**Exercise task**
Wherever the word "设备互联接口" appears in a line, copy that line.

(Stored data)

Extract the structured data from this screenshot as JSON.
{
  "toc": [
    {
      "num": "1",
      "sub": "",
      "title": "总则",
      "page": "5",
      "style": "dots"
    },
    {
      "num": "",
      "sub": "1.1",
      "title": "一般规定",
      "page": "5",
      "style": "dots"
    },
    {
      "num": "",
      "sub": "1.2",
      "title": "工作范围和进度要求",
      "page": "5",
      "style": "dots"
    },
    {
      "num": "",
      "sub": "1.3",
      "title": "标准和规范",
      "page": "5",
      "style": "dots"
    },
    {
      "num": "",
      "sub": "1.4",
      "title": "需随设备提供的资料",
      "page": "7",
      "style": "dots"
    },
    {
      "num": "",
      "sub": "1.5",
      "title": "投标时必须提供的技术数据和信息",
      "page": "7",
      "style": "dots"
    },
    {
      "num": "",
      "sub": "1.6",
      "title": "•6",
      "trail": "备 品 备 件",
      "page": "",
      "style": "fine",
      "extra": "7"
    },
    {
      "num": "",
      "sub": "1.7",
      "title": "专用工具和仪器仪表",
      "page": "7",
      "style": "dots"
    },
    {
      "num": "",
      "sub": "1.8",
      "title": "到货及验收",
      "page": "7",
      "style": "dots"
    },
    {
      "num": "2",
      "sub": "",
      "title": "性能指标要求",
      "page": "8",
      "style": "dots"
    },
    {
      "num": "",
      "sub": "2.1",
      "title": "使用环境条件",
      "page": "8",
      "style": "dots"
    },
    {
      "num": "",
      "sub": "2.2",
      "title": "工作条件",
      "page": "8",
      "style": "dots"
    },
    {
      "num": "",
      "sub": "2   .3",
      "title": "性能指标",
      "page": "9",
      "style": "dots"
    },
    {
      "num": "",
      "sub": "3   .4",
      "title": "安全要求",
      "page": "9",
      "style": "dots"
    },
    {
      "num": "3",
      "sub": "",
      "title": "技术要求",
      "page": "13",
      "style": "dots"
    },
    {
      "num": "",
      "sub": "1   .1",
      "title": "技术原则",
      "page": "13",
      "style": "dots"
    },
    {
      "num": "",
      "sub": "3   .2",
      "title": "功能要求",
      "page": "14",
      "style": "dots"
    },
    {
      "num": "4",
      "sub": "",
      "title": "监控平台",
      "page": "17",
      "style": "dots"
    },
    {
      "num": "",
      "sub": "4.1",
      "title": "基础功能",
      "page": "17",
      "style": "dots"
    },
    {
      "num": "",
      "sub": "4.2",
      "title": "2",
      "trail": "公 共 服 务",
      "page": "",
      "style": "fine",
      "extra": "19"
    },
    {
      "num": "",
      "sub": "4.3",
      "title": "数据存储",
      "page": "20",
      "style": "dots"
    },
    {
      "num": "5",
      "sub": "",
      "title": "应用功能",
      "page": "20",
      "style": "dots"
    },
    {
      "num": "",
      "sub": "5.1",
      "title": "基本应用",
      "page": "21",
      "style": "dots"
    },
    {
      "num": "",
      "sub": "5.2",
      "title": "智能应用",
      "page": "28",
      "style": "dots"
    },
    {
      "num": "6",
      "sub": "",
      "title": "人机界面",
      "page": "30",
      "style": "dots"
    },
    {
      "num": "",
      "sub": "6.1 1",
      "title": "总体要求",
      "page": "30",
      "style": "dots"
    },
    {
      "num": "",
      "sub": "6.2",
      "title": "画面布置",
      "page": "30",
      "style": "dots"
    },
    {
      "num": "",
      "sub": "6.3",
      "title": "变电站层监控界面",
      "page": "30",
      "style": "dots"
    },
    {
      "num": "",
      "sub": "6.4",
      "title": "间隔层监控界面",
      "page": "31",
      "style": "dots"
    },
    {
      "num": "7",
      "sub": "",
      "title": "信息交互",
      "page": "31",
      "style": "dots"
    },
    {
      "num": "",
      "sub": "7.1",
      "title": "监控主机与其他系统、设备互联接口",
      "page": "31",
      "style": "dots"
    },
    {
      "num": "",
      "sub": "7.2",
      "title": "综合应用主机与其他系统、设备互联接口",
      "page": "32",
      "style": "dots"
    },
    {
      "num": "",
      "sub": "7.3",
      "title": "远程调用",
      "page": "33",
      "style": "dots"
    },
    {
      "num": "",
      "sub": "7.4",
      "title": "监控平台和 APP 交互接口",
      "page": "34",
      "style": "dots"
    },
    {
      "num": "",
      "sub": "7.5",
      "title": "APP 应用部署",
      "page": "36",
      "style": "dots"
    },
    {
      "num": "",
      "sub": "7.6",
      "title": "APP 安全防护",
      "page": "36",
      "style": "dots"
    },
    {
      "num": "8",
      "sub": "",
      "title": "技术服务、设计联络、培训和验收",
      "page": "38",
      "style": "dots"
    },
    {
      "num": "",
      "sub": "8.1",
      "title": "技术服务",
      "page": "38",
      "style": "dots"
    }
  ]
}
---
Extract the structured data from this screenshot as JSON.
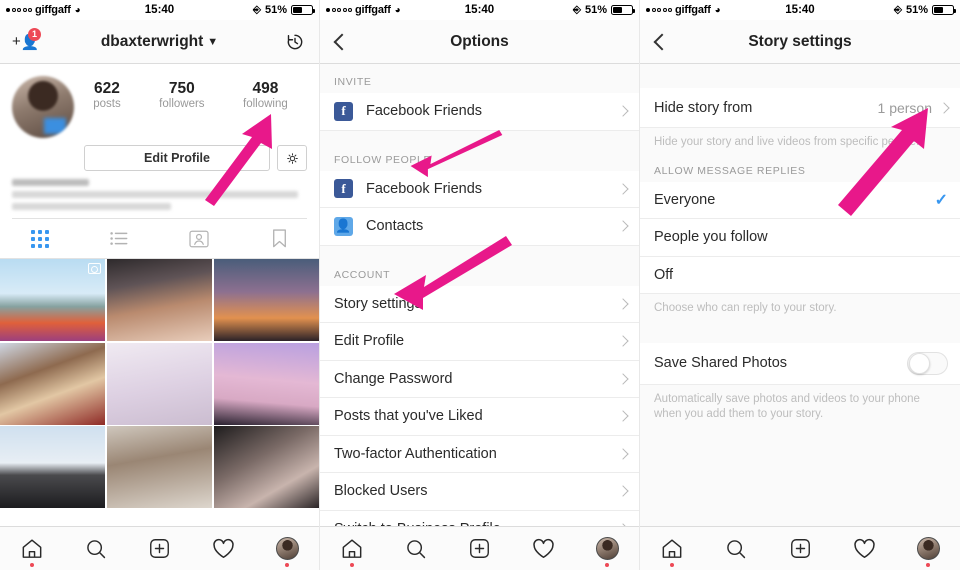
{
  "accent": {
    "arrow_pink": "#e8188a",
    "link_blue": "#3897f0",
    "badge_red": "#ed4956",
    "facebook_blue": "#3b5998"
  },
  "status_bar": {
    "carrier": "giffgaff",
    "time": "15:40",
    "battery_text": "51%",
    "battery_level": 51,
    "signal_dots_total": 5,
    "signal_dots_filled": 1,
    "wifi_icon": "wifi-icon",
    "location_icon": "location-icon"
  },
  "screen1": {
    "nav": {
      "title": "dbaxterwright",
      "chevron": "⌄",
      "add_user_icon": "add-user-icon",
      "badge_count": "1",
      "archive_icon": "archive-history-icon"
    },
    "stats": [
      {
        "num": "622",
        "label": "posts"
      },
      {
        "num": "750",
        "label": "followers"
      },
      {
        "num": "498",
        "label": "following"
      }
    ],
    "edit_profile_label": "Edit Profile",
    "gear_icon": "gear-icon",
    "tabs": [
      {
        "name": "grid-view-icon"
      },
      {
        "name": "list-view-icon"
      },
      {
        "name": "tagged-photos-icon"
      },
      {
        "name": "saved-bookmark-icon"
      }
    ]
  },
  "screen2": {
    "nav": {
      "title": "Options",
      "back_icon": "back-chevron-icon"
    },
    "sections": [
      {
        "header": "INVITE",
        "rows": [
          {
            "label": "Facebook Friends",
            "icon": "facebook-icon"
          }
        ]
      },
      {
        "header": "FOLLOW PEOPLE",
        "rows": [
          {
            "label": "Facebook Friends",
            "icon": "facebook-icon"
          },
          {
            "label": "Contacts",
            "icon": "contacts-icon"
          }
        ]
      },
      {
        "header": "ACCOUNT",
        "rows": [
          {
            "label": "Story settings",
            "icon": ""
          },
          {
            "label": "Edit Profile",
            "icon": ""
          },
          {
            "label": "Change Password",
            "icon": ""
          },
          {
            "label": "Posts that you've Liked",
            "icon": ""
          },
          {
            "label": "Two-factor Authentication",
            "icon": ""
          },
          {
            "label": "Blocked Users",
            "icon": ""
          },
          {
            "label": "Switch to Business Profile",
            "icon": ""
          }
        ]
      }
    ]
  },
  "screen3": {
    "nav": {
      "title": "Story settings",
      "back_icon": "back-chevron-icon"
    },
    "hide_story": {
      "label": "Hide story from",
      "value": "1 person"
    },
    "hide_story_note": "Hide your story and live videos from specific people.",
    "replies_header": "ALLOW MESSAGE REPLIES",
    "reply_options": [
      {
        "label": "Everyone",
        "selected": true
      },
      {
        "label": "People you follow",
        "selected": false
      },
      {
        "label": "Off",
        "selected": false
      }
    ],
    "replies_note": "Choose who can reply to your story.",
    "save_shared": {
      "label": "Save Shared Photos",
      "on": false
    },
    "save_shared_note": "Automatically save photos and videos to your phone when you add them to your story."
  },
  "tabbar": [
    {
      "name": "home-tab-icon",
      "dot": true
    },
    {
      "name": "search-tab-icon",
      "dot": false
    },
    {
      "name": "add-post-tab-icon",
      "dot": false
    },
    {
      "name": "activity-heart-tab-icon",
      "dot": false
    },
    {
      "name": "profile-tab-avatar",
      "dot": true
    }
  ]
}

**Exercise output**
      "title": "监控主机与其他系统、设备互联接口",
      "title": "综合应用主机与其他系统、设备互联接口",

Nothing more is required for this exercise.